EXERCISE DESCRIPTION:
Show all lines from the listing below that contain "ylabel".

TASK INPUTS:

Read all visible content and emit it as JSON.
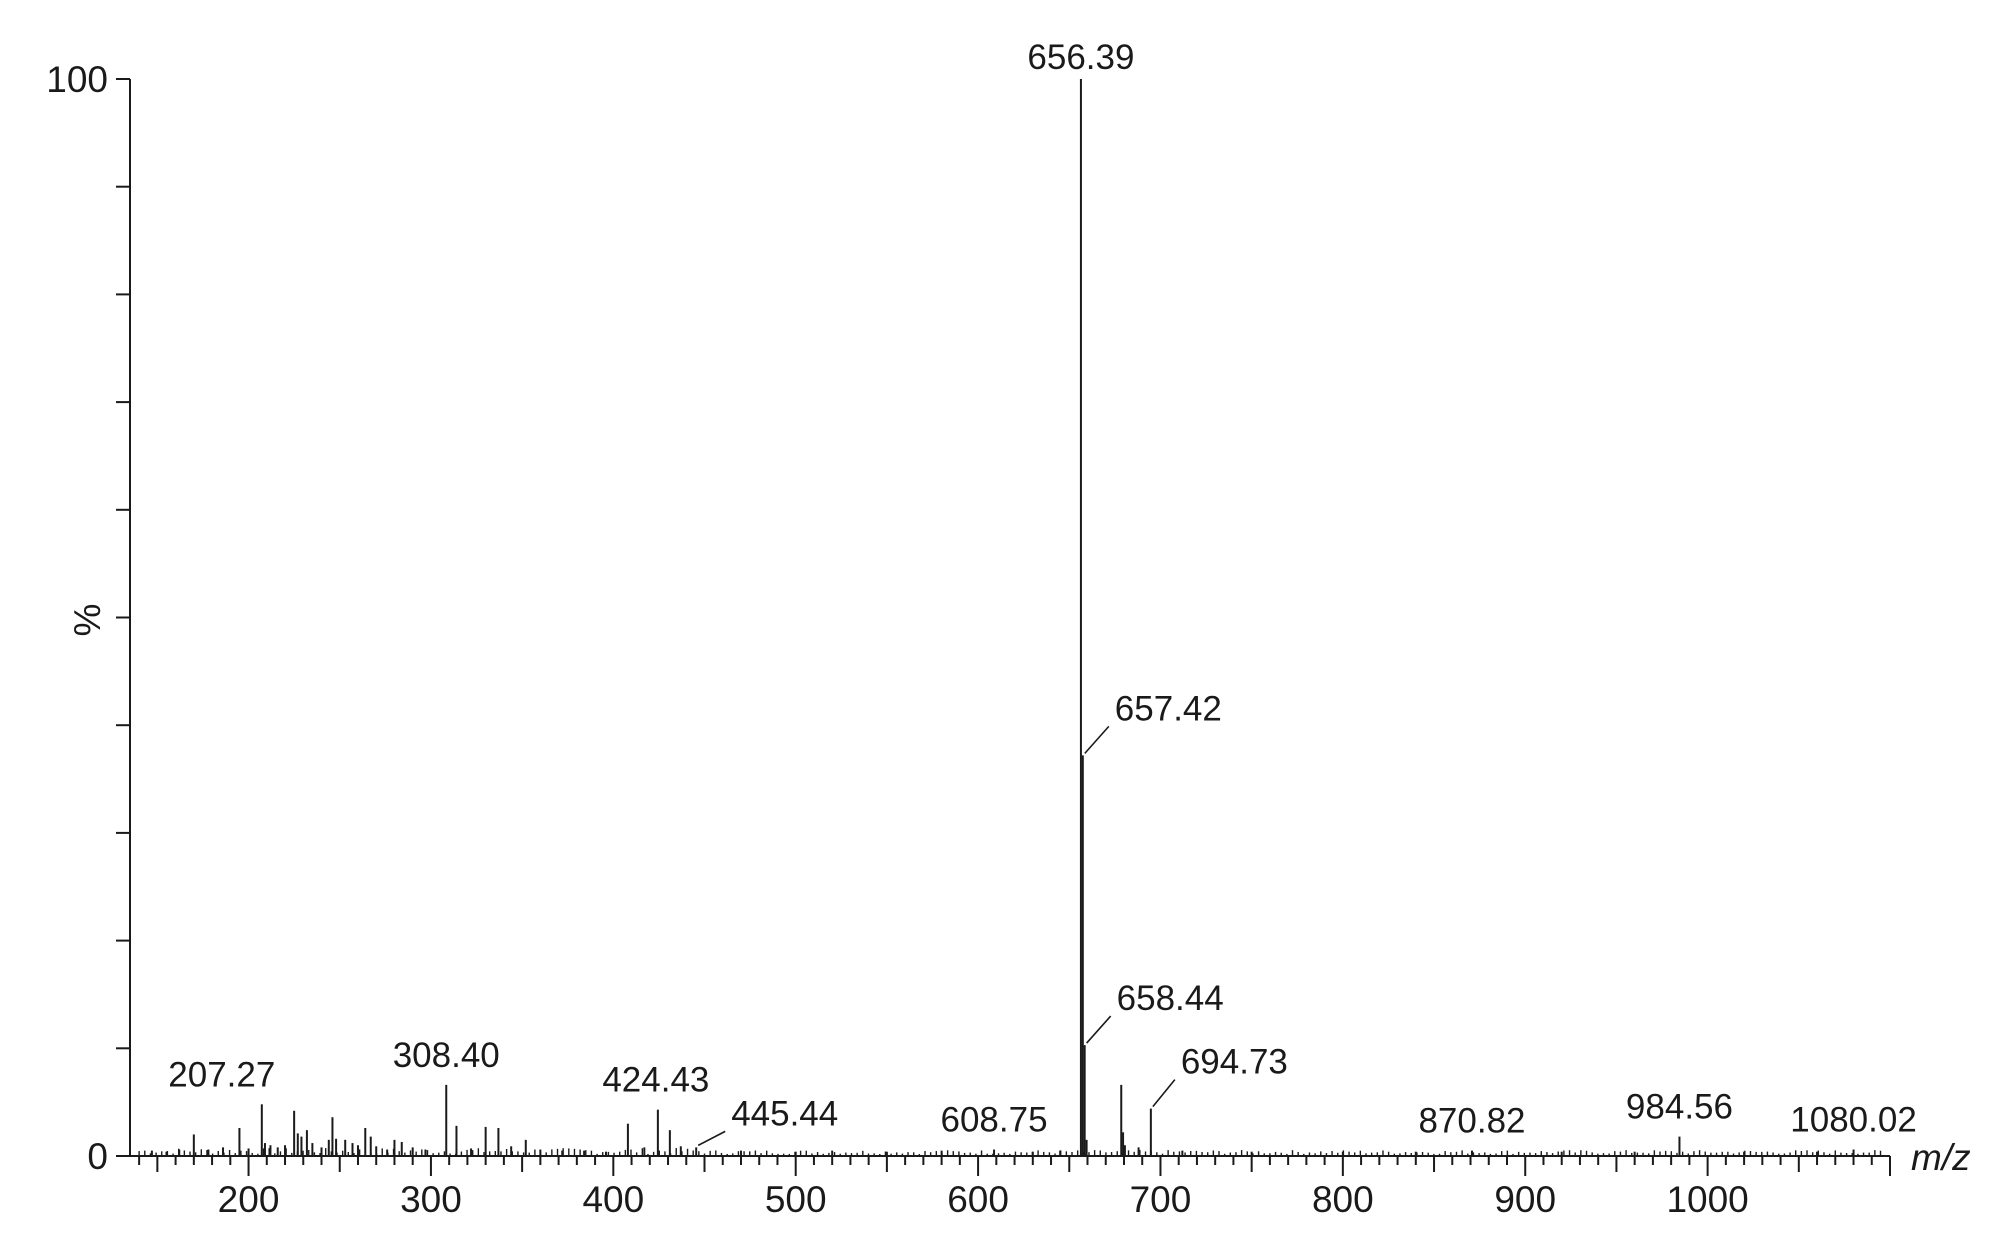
{
  "chart_data": {
    "type": "bar",
    "xlabel": "m/z",
    "ylabel": "%",
    "xlim": [
      135,
      1100
    ],
    "ylim": [
      0,
      100
    ],
    "x_ticks": [
      200,
      300,
      400,
      500,
      600,
      700,
      800,
      900,
      1000
    ],
    "y_tick_labels": [
      0,
      100
    ],
    "y_minor_step": 10,
    "grid": false,
    "series": [
      {
        "points": [
          {
            "mz": 147,
            "pct": 0.5
          },
          {
            "mz": 155,
            "pct": 0.4
          },
          {
            "mz": 162,
            "pct": 0.6
          },
          {
            "mz": 170,
            "pct": 2.0
          },
          {
            "mz": 178,
            "pct": 0.6
          },
          {
            "mz": 186,
            "pct": 0.8
          },
          {
            "mz": 195,
            "pct": 2.6
          },
          {
            "mz": 200,
            "pct": 0.7
          },
          {
            "mz": 207.27,
            "pct": 4.8
          },
          {
            "mz": 209,
            "pct": 1.2
          },
          {
            "mz": 212,
            "pct": 1.0
          },
          {
            "mz": 216,
            "pct": 0.8
          },
          {
            "mz": 220,
            "pct": 1.0
          },
          {
            "mz": 225,
            "pct": 4.2
          },
          {
            "mz": 227,
            "pct": 2.1
          },
          {
            "mz": 229,
            "pct": 1.8
          },
          {
            "mz": 232,
            "pct": 2.4
          },
          {
            "mz": 235,
            "pct": 1.2
          },
          {
            "mz": 240,
            "pct": 0.8
          },
          {
            "mz": 244,
            "pct": 1.5
          },
          {
            "mz": 246,
            "pct": 3.6
          },
          {
            "mz": 248,
            "pct": 1.6
          },
          {
            "mz": 253,
            "pct": 1.5
          },
          {
            "mz": 257,
            "pct": 1.2
          },
          {
            "mz": 260,
            "pct": 1.0
          },
          {
            "mz": 264,
            "pct": 2.6
          },
          {
            "mz": 267,
            "pct": 1.8
          },
          {
            "mz": 270,
            "pct": 0.9
          },
          {
            "mz": 276,
            "pct": 0.6
          },
          {
            "mz": 280,
            "pct": 1.5
          },
          {
            "mz": 284,
            "pct": 1.3
          },
          {
            "mz": 290,
            "pct": 0.8
          },
          {
            "mz": 297,
            "pct": 0.6
          },
          {
            "mz": 308.4,
            "pct": 6.6
          },
          {
            "mz": 314,
            "pct": 2.8
          },
          {
            "mz": 322,
            "pct": 0.7
          },
          {
            "mz": 330,
            "pct": 2.7
          },
          {
            "mz": 337,
            "pct": 2.6
          },
          {
            "mz": 344,
            "pct": 0.9
          },
          {
            "mz": 352,
            "pct": 1.5
          },
          {
            "mz": 360,
            "pct": 0.6
          },
          {
            "mz": 372,
            "pct": 0.5
          },
          {
            "mz": 384,
            "pct": 0.5
          },
          {
            "mz": 396,
            "pct": 0.4
          },
          {
            "mz": 408,
            "pct": 3.0
          },
          {
            "mz": 417,
            "pct": 0.8
          },
          {
            "mz": 424.43,
            "pct": 4.3
          },
          {
            "mz": 431,
            "pct": 2.4
          },
          {
            "mz": 437,
            "pct": 0.9
          },
          {
            "mz": 445.44,
            "pct": 0.8
          },
          {
            "mz": 470,
            "pct": 0.5
          },
          {
            "mz": 500,
            "pct": 0.4
          },
          {
            "mz": 520,
            "pct": 0.5
          },
          {
            "mz": 550,
            "pct": 0.4
          },
          {
            "mz": 580,
            "pct": 0.5
          },
          {
            "mz": 608.75,
            "pct": 0.6
          },
          {
            "mz": 630,
            "pct": 0.4
          },
          {
            "mz": 645,
            "pct": 0.5
          },
          {
            "mz": 656.39,
            "pct": 100
          },
          {
            "mz": 657.42,
            "pct": 37.2
          },
          {
            "mz": 658.44,
            "pct": 10.3
          },
          {
            "mz": 659.5,
            "pct": 1.5
          },
          {
            "mz": 678.5,
            "pct": 6.6
          },
          {
            "mz": 679.5,
            "pct": 2.2
          },
          {
            "mz": 680.5,
            "pct": 1.0
          },
          {
            "mz": 688,
            "pct": 0.8
          },
          {
            "mz": 694.73,
            "pct": 4.4
          },
          {
            "mz": 712,
            "pct": 0.5
          },
          {
            "mz": 750,
            "pct": 0.4
          },
          {
            "mz": 800,
            "pct": 0.4
          },
          {
            "mz": 840,
            "pct": 0.4
          },
          {
            "mz": 870.82,
            "pct": 0.5
          },
          {
            "mz": 920,
            "pct": 0.4
          },
          {
            "mz": 960,
            "pct": 0.4
          },
          {
            "mz": 984.56,
            "pct": 1.8
          },
          {
            "mz": 1020,
            "pct": 0.4
          },
          {
            "mz": 1060,
            "pct": 0.4
          },
          {
            "mz": 1080.02,
            "pct": 0.6
          }
        ]
      }
    ],
    "peak_labels": [
      {
        "mz": 656.39,
        "text": "656.39"
      },
      {
        "mz": 657.42,
        "text": "657.42"
      },
      {
        "mz": 658.44,
        "text": "658.44"
      },
      {
        "mz": 694.73,
        "text": "694.73"
      },
      {
        "mz": 207.27,
        "text": "207.27"
      },
      {
        "mz": 308.4,
        "text": "308.40"
      },
      {
        "mz": 424.43,
        "text": "424.43"
      },
      {
        "mz": 445.44,
        "text": "445.44"
      },
      {
        "mz": 608.75,
        "text": "608.75"
      },
      {
        "mz": 870.82,
        "text": "870.82"
      },
      {
        "mz": 984.56,
        "text": "984.56"
      },
      {
        "mz": 1080.02,
        "text": "1080.02"
      }
    ]
  }
}
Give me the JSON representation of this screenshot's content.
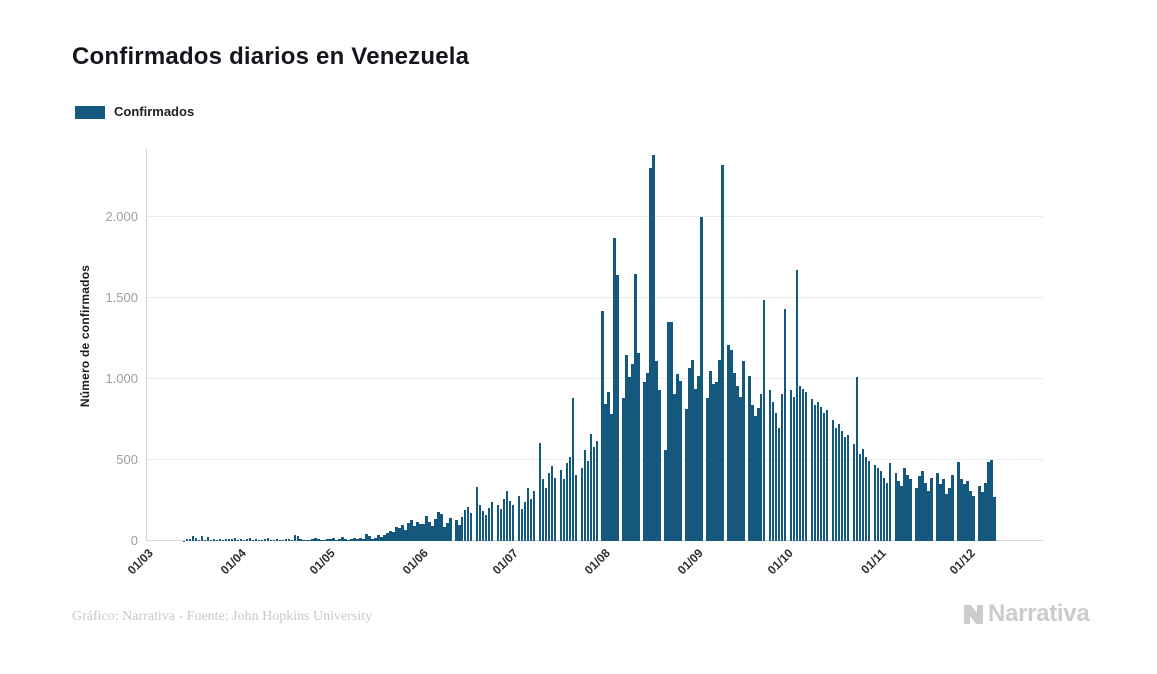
{
  "title": "Confirmados diarios en Venezuela",
  "legend": {
    "label": "Confirmados",
    "color": "#15587e"
  },
  "footer": {
    "credit": "Gráfico: Narrativa - Fuente: John Hopkins University",
    "brand": "Narrativa"
  },
  "chart_data": {
    "type": "bar",
    "title": "Confirmados diarios en Venezuela",
    "xlabel": "",
    "ylabel": "Número de confirmados",
    "series_name": "Confirmados",
    "bar_color": "#15587e",
    "grid": "horizontal",
    "legend_position": "top-left",
    "x_start_label": "01/03",
    "x_unit": "day",
    "ylim": [
      0,
      2426
    ],
    "y_ticks": [
      {
        "value": 0,
        "label": "0"
      },
      {
        "value": 500,
        "label": "500"
      },
      {
        "value": 1000,
        "label": "1.000"
      },
      {
        "value": 1500,
        "label": "1.500"
      },
      {
        "value": 2000,
        "label": "2.000"
      }
    ],
    "x_ticks": [
      {
        "label": "01/03",
        "day": 0
      },
      {
        "label": "01/04",
        "day": 31
      },
      {
        "label": "01/05",
        "day": 61
      },
      {
        "label": "01/06",
        "day": 92
      },
      {
        "label": "01/07",
        "day": 122
      },
      {
        "label": "01/08",
        "day": 153
      },
      {
        "label": "01/09",
        "day": 184
      },
      {
        "label": "01/10",
        "day": 214
      },
      {
        "label": "01/11",
        "day": 245
      },
      {
        "label": "01/12",
        "day": 275
      }
    ],
    "values": [
      0,
      0,
      0,
      0,
      0,
      0,
      0,
      0,
      0,
      0,
      0,
      0,
      2,
      15,
      10,
      33,
      16,
      7,
      34,
      6,
      22,
      9,
      13,
      7,
      15,
      9,
      10,
      12,
      10,
      16,
      8,
      14,
      8,
      10,
      16,
      6,
      11,
      9,
      5,
      10,
      21,
      7,
      9,
      12,
      6,
      9,
      14,
      11,
      5,
      36,
      30,
      10,
      4,
      9,
      7,
      13,
      17,
      10,
      6,
      9,
      11,
      12,
      18,
      9,
      15,
      22,
      11,
      8,
      14,
      20,
      12,
      16,
      10,
      45,
      30,
      14,
      20,
      38,
      26,
      35,
      48,
      61,
      56,
      88,
      80,
      96,
      70,
      110,
      131,
      95,
      120,
      107,
      104,
      156,
      120,
      90,
      135,
      180,
      165,
      88,
      110,
      145,
      0,
      130,
      96,
      150,
      190,
      210,
      175,
      0,
      334,
      225,
      185,
      160,
      205,
      240,
      0,
      220,
      196,
      260,
      310,
      245,
      221,
      0,
      280,
      196,
      240,
      325,
      260,
      310,
      0,
      602,
      380,
      330,
      420,
      465,
      390,
      0,
      436,
      380,
      480,
      521,
      882,
      410,
      0,
      450,
      560,
      495,
      660,
      580,
      620,
      0,
      1420,
      845,
      920,
      785,
      1870,
      1640,
      0,
      880,
      1150,
      1010,
      1090,
      1650,
      1160,
      0,
      980,
      1040,
      2304,
      2380,
      1110,
      930,
      0,
      560,
      1350,
      1355,
      905,
      1030,
      985,
      0,
      815,
      1070,
      1120,
      940,
      1020,
      1998,
      0,
      880,
      1050,
      970,
      980,
      1120,
      2320,
      0,
      1210,
      1180,
      1040,
      960,
      890,
      1110,
      0,
      1020,
      840,
      770,
      820,
      905,
      1490,
      0,
      930,
      860,
      790,
      700,
      910,
      1430,
      0,
      930,
      890,
      1670,
      955,
      940,
      920,
      0,
      875,
      840,
      860,
      830,
      790,
      810,
      0,
      745,
      700,
      725,
      680,
      640,
      655,
      0,
      600,
      1012,
      540,
      570,
      520,
      495,
      0,
      470,
      450,
      430,
      390,
      360,
      480,
      0,
      420,
      370,
      340,
      450,
      410,
      380,
      0,
      330,
      400,
      430,
      360,
      310,
      390,
      0,
      420,
      350,
      380,
      290,
      330,
      410,
      0,
      490,
      380,
      350,
      370,
      310,
      280,
      0,
      340,
      300,
      360,
      490,
      500,
      270
    ]
  }
}
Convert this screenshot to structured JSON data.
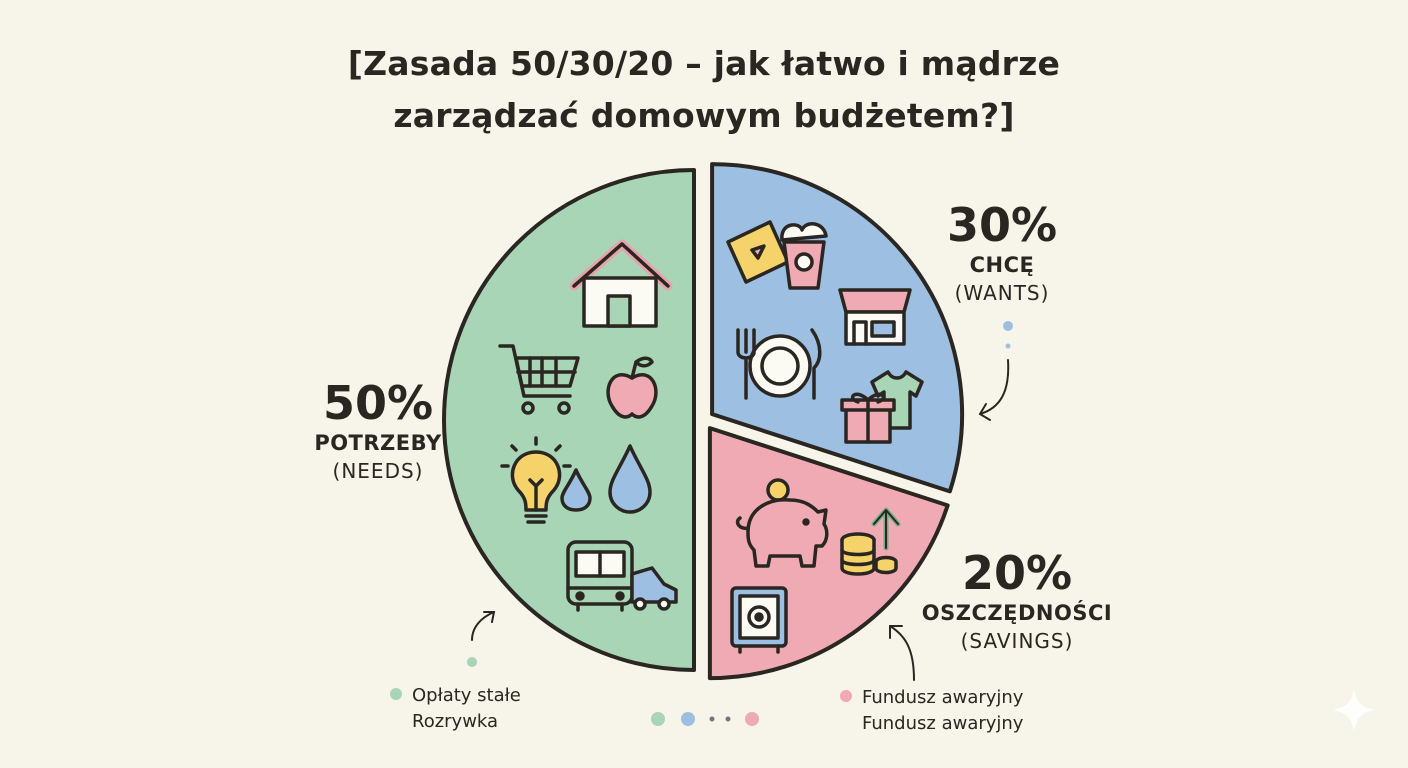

WRITTEN REPLY:
    "ylabel": "%",
    "ylabel": "Número de confirmados",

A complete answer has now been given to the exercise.